Task brief
Show all lines holding the string "from".

Material for the task
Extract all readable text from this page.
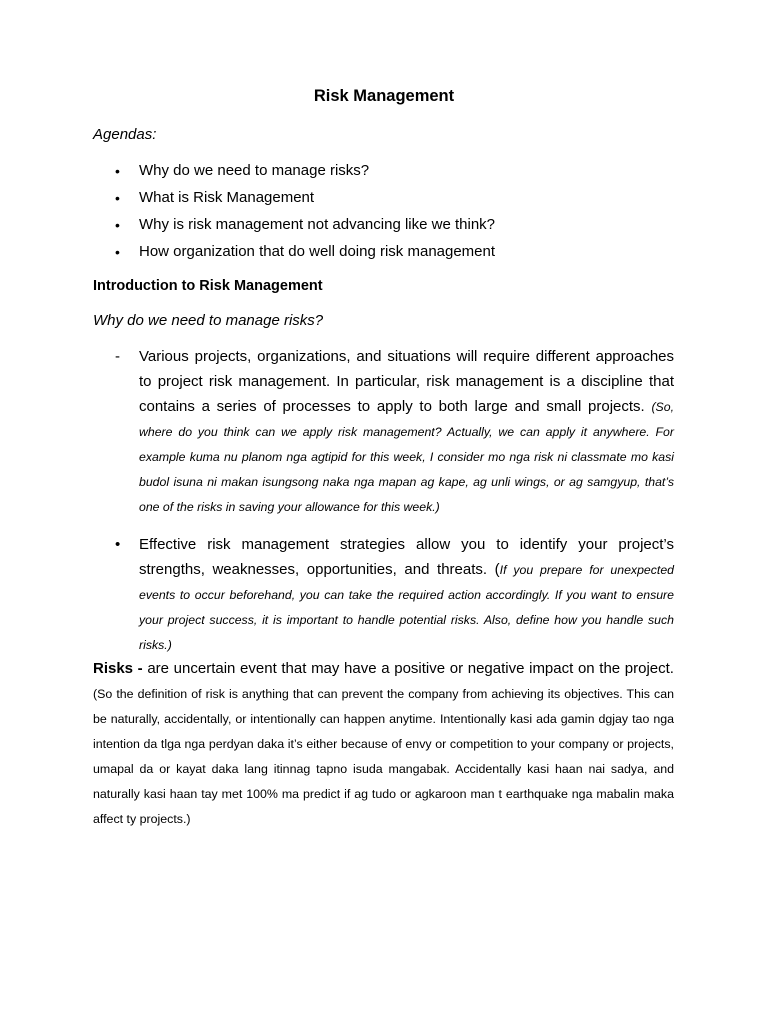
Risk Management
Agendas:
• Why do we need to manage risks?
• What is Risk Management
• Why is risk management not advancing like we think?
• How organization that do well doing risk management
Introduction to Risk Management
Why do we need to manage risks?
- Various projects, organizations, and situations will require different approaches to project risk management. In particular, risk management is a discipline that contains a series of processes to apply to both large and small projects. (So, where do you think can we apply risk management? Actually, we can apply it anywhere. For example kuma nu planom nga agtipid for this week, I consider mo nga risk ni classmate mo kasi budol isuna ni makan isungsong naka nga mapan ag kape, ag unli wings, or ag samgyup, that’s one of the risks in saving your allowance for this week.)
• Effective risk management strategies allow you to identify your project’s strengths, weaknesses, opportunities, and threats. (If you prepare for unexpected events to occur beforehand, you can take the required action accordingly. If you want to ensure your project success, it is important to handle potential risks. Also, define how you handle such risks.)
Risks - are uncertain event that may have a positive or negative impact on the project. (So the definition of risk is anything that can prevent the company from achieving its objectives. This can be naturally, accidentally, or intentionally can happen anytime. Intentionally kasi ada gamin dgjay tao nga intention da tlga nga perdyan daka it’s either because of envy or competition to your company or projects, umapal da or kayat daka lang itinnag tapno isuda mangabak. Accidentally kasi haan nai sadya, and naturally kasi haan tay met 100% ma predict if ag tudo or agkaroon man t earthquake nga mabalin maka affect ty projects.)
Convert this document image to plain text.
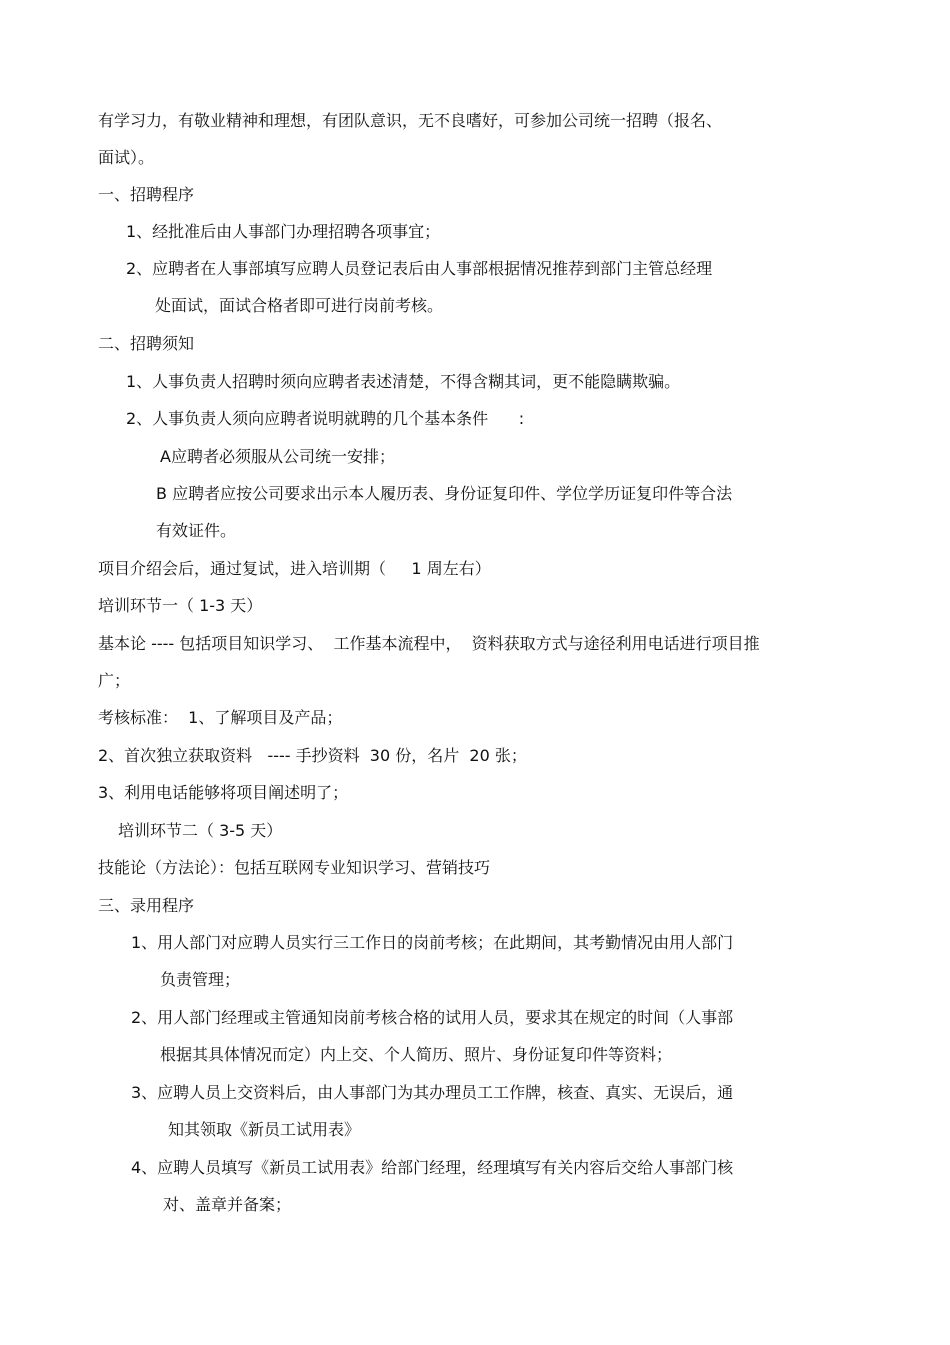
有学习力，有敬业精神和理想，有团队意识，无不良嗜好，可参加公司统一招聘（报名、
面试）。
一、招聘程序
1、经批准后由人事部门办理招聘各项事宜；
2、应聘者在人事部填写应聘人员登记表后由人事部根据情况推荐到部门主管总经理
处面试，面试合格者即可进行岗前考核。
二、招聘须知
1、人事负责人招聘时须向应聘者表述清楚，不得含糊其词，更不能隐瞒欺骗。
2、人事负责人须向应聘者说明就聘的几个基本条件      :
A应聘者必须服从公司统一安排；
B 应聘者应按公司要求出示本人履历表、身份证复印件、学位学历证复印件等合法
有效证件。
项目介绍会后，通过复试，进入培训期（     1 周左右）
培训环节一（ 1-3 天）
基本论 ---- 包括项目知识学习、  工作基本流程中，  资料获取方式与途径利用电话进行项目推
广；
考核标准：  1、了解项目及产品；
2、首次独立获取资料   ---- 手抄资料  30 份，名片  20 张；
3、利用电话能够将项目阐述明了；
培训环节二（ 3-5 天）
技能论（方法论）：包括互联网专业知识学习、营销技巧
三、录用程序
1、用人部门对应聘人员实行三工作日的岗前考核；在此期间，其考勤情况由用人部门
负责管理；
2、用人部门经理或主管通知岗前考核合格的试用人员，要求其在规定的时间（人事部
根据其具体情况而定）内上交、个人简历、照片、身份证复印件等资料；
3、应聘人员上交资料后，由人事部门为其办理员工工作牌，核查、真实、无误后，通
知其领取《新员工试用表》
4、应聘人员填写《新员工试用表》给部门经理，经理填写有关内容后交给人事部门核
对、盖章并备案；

---

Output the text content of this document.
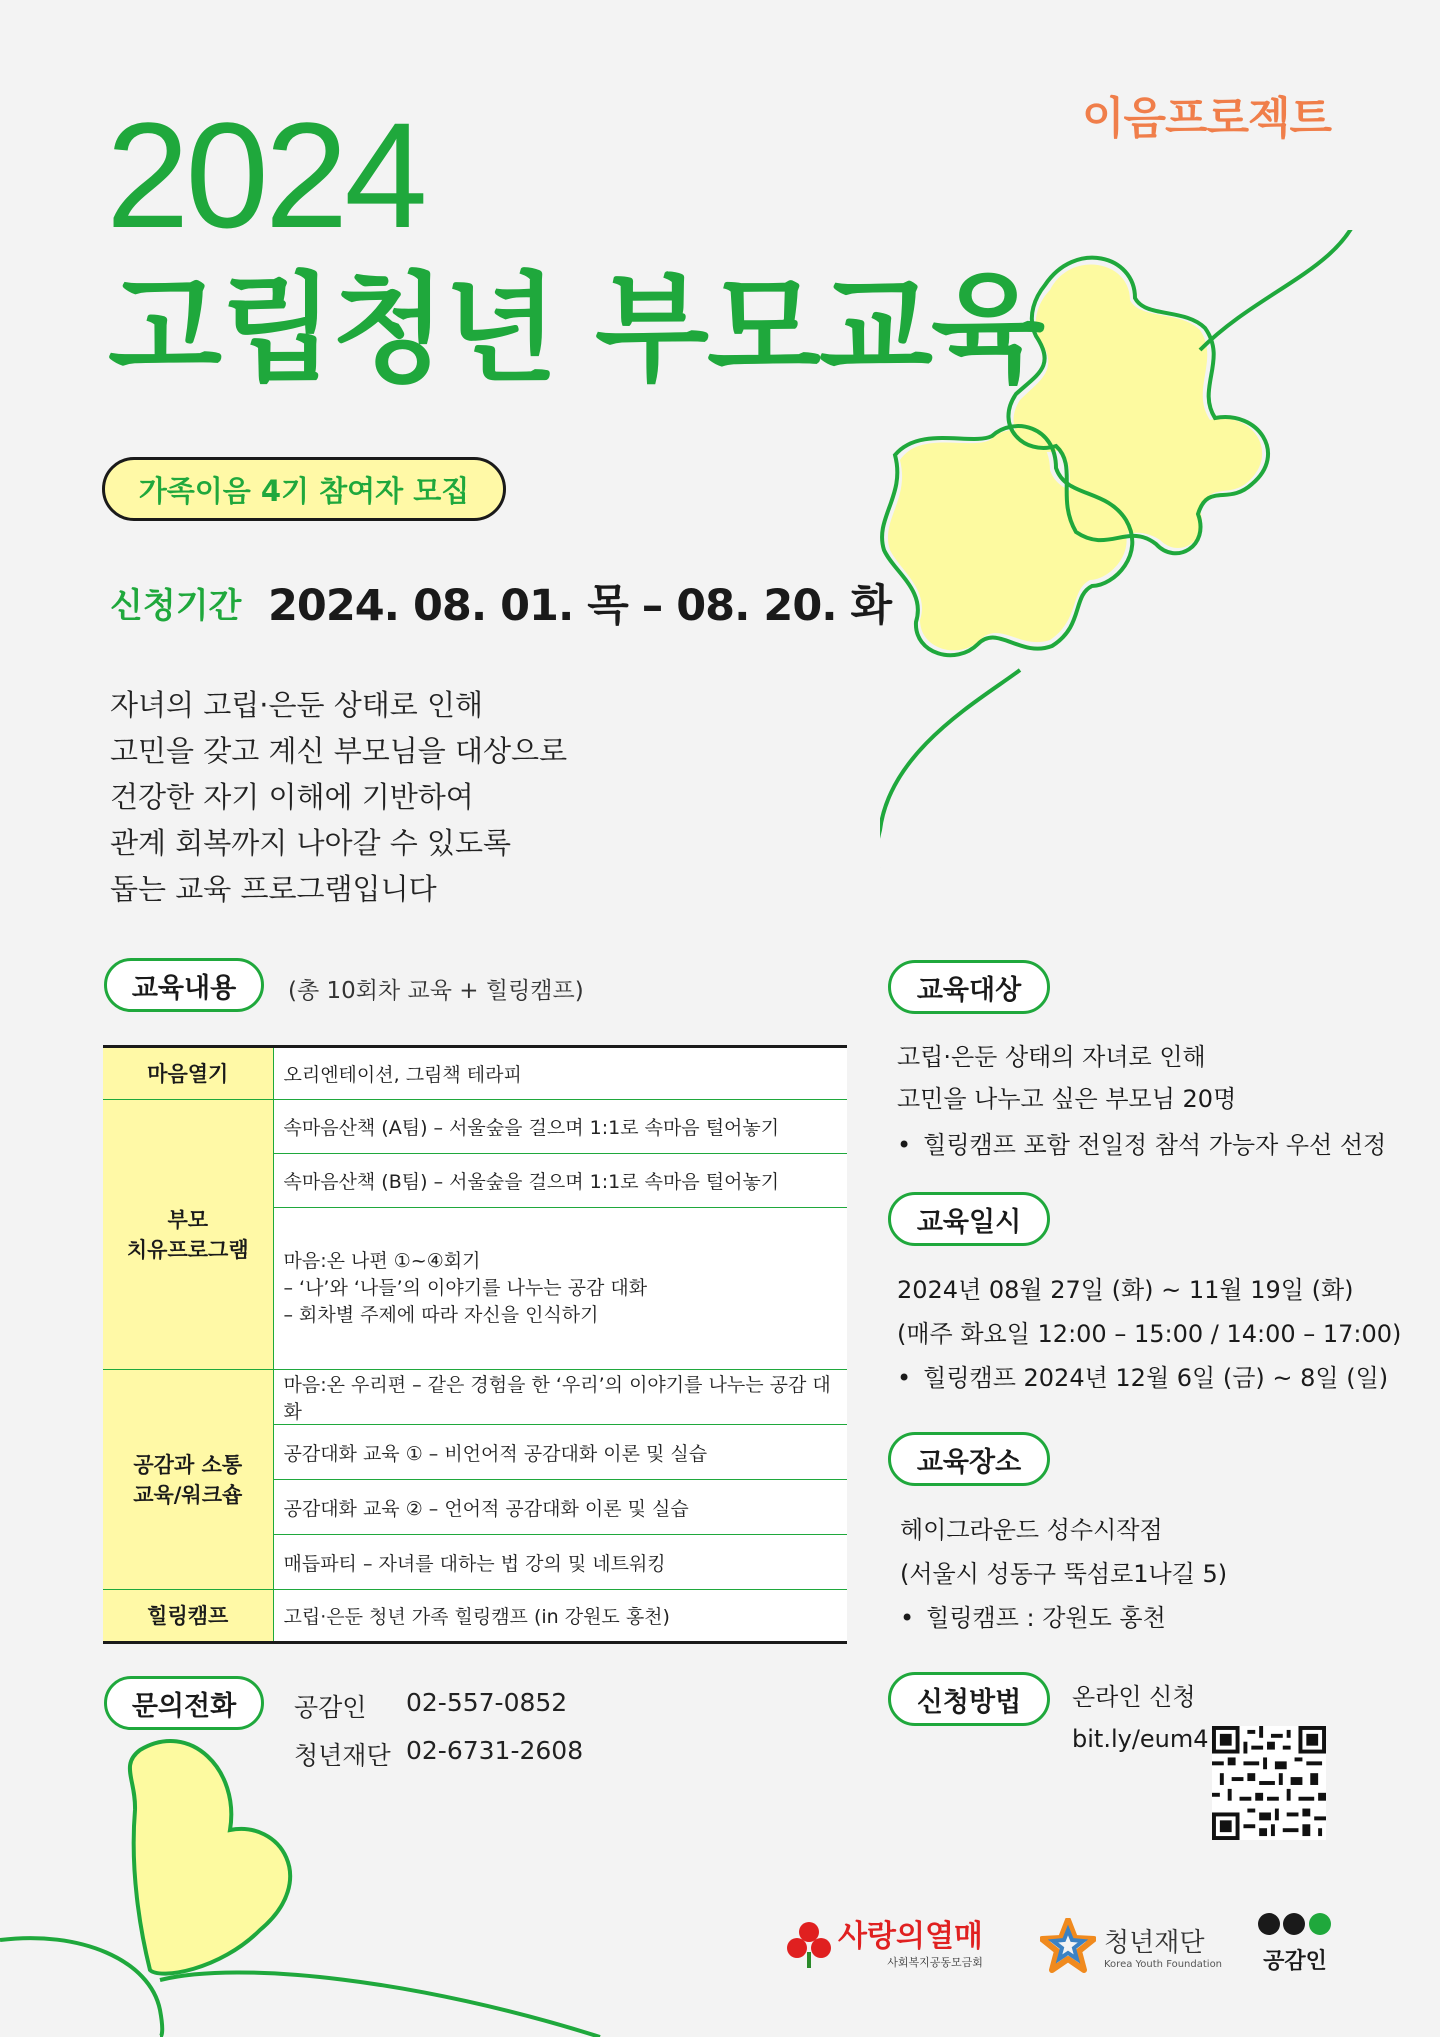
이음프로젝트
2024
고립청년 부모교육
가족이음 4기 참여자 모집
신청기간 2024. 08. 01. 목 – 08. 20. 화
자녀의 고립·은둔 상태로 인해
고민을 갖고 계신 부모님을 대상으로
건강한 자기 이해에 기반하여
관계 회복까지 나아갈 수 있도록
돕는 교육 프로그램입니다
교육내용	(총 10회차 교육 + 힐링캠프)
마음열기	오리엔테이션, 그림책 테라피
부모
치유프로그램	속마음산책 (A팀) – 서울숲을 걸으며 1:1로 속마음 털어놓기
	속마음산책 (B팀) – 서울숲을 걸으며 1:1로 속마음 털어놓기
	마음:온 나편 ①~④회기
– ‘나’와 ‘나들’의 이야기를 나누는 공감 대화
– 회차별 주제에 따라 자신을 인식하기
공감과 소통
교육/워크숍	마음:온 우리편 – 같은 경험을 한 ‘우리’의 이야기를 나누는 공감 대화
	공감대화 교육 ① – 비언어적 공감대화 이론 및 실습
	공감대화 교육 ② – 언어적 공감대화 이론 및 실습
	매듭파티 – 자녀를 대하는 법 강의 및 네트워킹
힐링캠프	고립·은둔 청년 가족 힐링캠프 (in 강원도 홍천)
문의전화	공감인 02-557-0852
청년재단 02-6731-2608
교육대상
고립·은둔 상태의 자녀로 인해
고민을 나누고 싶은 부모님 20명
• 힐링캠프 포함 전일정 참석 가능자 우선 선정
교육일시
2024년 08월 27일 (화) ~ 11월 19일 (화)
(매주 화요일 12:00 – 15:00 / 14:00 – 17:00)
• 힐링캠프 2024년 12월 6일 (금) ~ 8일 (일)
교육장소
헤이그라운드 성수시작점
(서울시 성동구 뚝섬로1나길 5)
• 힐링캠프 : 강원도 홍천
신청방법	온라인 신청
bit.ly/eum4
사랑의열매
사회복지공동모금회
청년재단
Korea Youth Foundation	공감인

Problem solution
Extract all readable text from this page.
Risks - are uncertain event that may have a positive or negative impact on the project. (So the definition of risk is anything that can prevent the company from achieving its objectives. This can be naturally, accidentally, or intentionally can happen anytime. Intentionally kasi ada gamin dgjay tao nga intention da tlga nga perdyan daka it’s either because of envy or competition to your company or projects, umapal da or kayat daka lang itinnag tapno isuda mangabak. Accidentally kasi haan nai sadya, and naturally kasi haan tay met 100% ma predict if ag tudo or agkaroon man t earthquake nga mabalin maka affect ty projects.)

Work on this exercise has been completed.